Top of DATA RECORDS
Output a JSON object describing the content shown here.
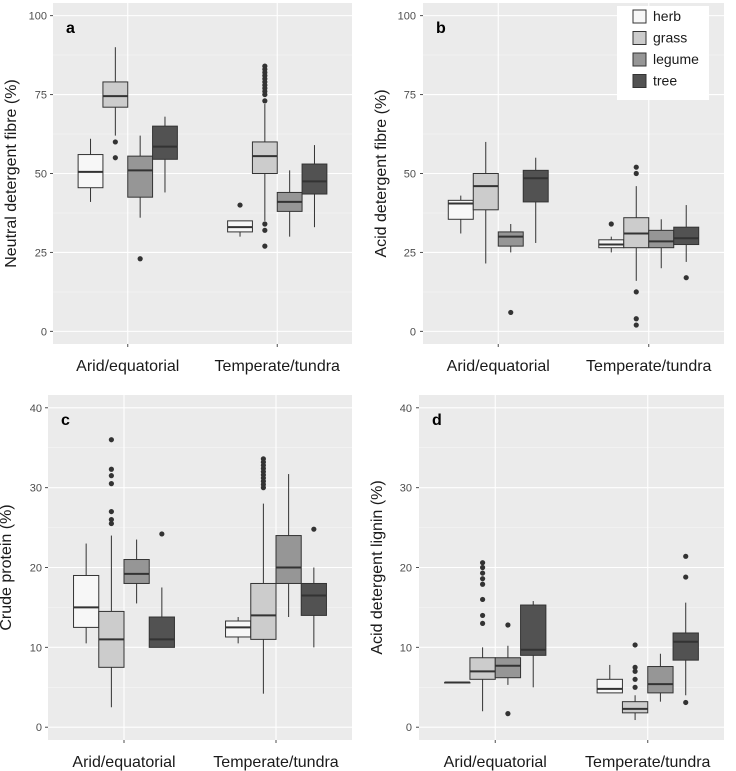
{
  "group_labels": [
    "Arid/equatorial",
    "Temperate/tundra"
  ],
  "legend": {
    "entries": [
      {
        "name": "herb",
        "color": "#f7f7f7"
      },
      {
        "name": "grass",
        "color": "#cccccc"
      },
      {
        "name": "legume",
        "color": "#969696"
      },
      {
        "name": "tree",
        "color": "#525252"
      }
    ]
  },
  "colors": {
    "panel_bg": "#ebebeb",
    "grid": "#ffffff",
    "box_stroke": "#333333",
    "outlier": "#333333"
  },
  "chart_data": [
    {
      "type": "boxplot",
      "panel": "a",
      "ylabel": "Neutral detergent fibre (%)",
      "ylim": [
        -4,
        104
      ],
      "yticks": [
        0,
        25,
        50,
        75,
        100
      ],
      "categories": [
        "Arid/equatorial",
        "Temperate/tundra"
      ],
      "series": [
        {
          "name": "herb",
          "boxes": [
            {
              "min": 41,
              "q1": 45.5,
              "median": 50.5,
              "q3": 56,
              "max": 61,
              "outliers": []
            },
            {
              "min": 30,
              "q1": 31.5,
              "median": 33,
              "q3": 35,
              "max": 35,
              "outliers": [
                40
              ]
            }
          ]
        },
        {
          "name": "grass",
          "boxes": [
            {
              "min": 62,
              "q1": 71,
              "median": 74.5,
              "q3": 79,
              "max": 90,
              "outliers": [
                60,
                55
              ]
            },
            {
              "min": 35,
              "q1": 50,
              "median": 55.5,
              "q3": 60,
              "max": 72,
              "outliers": [
                84,
                83,
                82,
                81,
                80,
                79,
                78,
                77,
                76,
                75,
                73,
                34,
                32,
                27
              ]
            }
          ]
        },
        {
          "name": "legume",
          "boxes": [
            {
              "min": 36,
              "q1": 42.5,
              "median": 51,
              "q3": 55.5,
              "max": 62,
              "outliers": [
                23
              ]
            },
            {
              "min": 30,
              "q1": 38,
              "median": 41,
              "q3": 44,
              "max": 51,
              "outliers": []
            }
          ]
        },
        {
          "name": "tree",
          "boxes": [
            {
              "min": 44,
              "q1": 54.5,
              "median": 58.5,
              "q3": 65,
              "max": 68,
              "outliers": []
            },
            {
              "min": 33,
              "q1": 43.5,
              "median": 47.5,
              "q3": 53,
              "max": 59,
              "outliers": []
            }
          ]
        }
      ]
    },
    {
      "type": "boxplot",
      "panel": "b",
      "ylabel": "Acid detergent fibre (%)",
      "ylim": [
        -4,
        104
      ],
      "yticks": [
        0,
        25,
        50,
        75,
        100
      ],
      "categories": [
        "Arid/equatorial",
        "Temperate/tundra"
      ],
      "series": [
        {
          "name": "herb",
          "boxes": [
            {
              "min": 31,
              "q1": 35.5,
              "median": 40.5,
              "q3": 41.5,
              "max": 43,
              "outliers": []
            },
            {
              "min": 25,
              "q1": 26.5,
              "median": 27.5,
              "q3": 29,
              "max": 30,
              "outliers": [
                34
              ]
            }
          ]
        },
        {
          "name": "grass",
          "boxes": [
            {
              "min": 21.5,
              "q1": 38.5,
              "median": 46,
              "q3": 50,
              "max": 60,
              "outliers": []
            },
            {
              "min": 16,
              "q1": 26.5,
              "median": 31,
              "q3": 36,
              "max": 46,
              "outliers": [
                52,
                50,
                12.5,
                4,
                2
              ]
            }
          ]
        },
        {
          "name": "legume",
          "boxes": [
            {
              "min": 25,
              "q1": 27,
              "median": 30,
              "q3": 31.5,
              "max": 34,
              "outliers": [
                6
              ]
            },
            {
              "min": 20,
              "q1": 26.5,
              "median": 28.5,
              "q3": 32,
              "max": 35.5,
              "outliers": []
            }
          ]
        },
        {
          "name": "tree",
          "boxes": [
            {
              "min": 28,
              "q1": 41,
              "median": 48.5,
              "q3": 51,
              "max": 55,
              "outliers": []
            },
            {
              "min": 22,
              "q1": 27.5,
              "median": 29.5,
              "q3": 33,
              "max": 40,
              "outliers": [
                17
              ]
            }
          ]
        }
      ]
    },
    {
      "type": "boxplot",
      "panel": "c",
      "ylabel": "Crude protein  (%)",
      "ylim": [
        -1.6,
        41.6
      ],
      "yticks": [
        0,
        10,
        20,
        30,
        40
      ],
      "categories": [
        "Arid/equatorial",
        "Temperate/tundra"
      ],
      "series": [
        {
          "name": "herb",
          "boxes": [
            {
              "min": 10.5,
              "q1": 12.5,
              "median": 15,
              "q3": 19,
              "max": 23,
              "outliers": []
            },
            {
              "min": 10.5,
              "q1": 11.3,
              "median": 12.5,
              "q3": 13.3,
              "max": 13.8,
              "outliers": []
            }
          ]
        },
        {
          "name": "grass",
          "boxes": [
            {
              "min": 2.5,
              "q1": 7.5,
              "median": 11,
              "q3": 14.5,
              "max": 24,
              "outliers": [
                36,
                32.3,
                31.5,
                30.5,
                27,
                26,
                25.5
              ]
            },
            {
              "min": 4.2,
              "q1": 11,
              "median": 14,
              "q3": 18,
              "max": 28,
              "outliers": [
                33.6,
                33.2,
                32.8,
                32.4,
                32,
                31.6,
                31.2,
                30.8,
                30.4,
                30
              ]
            }
          ]
        },
        {
          "name": "legume",
          "boxes": [
            {
              "min": 15.5,
              "q1": 18,
              "median": 19.2,
              "q3": 21,
              "max": 23.5,
              "outliers": []
            },
            {
              "min": 13.8,
              "q1": 18,
              "median": 20,
              "q3": 24,
              "max": 31.7,
              "outliers": []
            }
          ]
        },
        {
          "name": "tree",
          "boxes": [
            {
              "min": 10,
              "q1": 10,
              "median": 11,
              "q3": 13.8,
              "max": 17.5,
              "outliers": [
                24.2
              ]
            },
            {
              "min": 10,
              "q1": 14,
              "median": 16.5,
              "q3": 18,
              "max": 20,
              "outliers": [
                24.8
              ]
            }
          ]
        }
      ]
    },
    {
      "type": "boxplot",
      "panel": "d",
      "ylabel": "Acid detergent lignin (%)",
      "ylim": [
        -1.6,
        41.6
      ],
      "yticks": [
        0,
        10,
        20,
        30,
        40
      ],
      "categories": [
        "Arid/equatorial",
        "Temperate/tundra"
      ],
      "series": [
        {
          "name": "herb",
          "boxes": [
            {
              "min": 5.6,
              "q1": 5.6,
              "median": 5.6,
              "q3": 5.6,
              "max": 5.6,
              "outliers": []
            },
            {
              "min": 4.3,
              "q1": 4.3,
              "median": 4.8,
              "q3": 6,
              "max": 7.8,
              "outliers": []
            }
          ]
        },
        {
          "name": "grass",
          "boxes": [
            {
              "min": 2,
              "q1": 6,
              "median": 7,
              "q3": 8.7,
              "max": 10,
              "outliers": [
                20.6,
                20,
                19.3,
                18.6,
                17.9,
                16,
                14,
                13
              ]
            },
            {
              "min": 0.9,
              "q1": 1.8,
              "median": 2.3,
              "q3": 3.2,
              "max": 4,
              "outliers": [
                10.3,
                7.5,
                7,
                6,
                5
              ]
            }
          ]
        },
        {
          "name": "legume",
          "boxes": [
            {
              "min": 5.3,
              "q1": 6.2,
              "median": 7.7,
              "q3": 8.7,
              "max": 10.2,
              "outliers": [
                12.8,
                1.7
              ]
            },
            {
              "min": 3.2,
              "q1": 4.3,
              "median": 5.4,
              "q3": 7.6,
              "max": 9.2,
              "outliers": []
            }
          ]
        },
        {
          "name": "tree",
          "boxes": [
            {
              "min": 5,
              "q1": 9,
              "median": 9.7,
              "q3": 15.3,
              "max": 15.8,
              "outliers": []
            },
            {
              "min": 4,
              "q1": 8.4,
              "median": 10.7,
              "q3": 11.8,
              "max": 15.6,
              "outliers": [
                21.4,
                18.8,
                3.1
              ]
            }
          ]
        }
      ]
    }
  ]
}
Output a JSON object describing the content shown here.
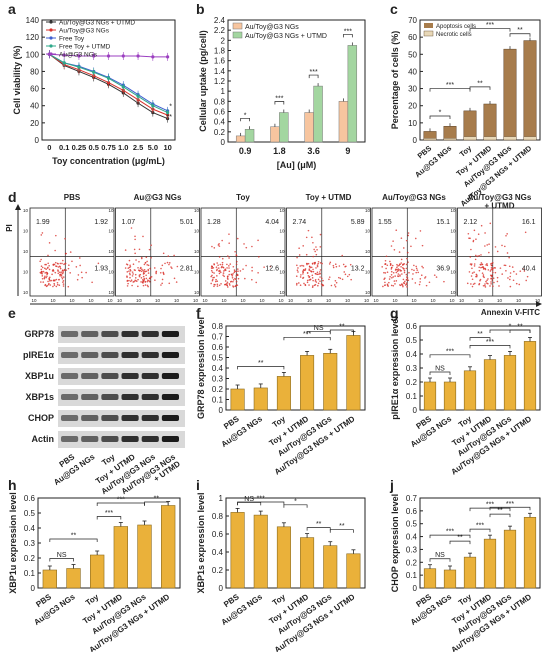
Bottom of DATA RECORDS
WHAT THE EXERCISE ASKS: Show the lines above that have the word "fibre".

TASK RESULT:
      "ylabel": "Neutral detergent fibre (%)",
      "ylabel": "Acid detergent fibre (%)",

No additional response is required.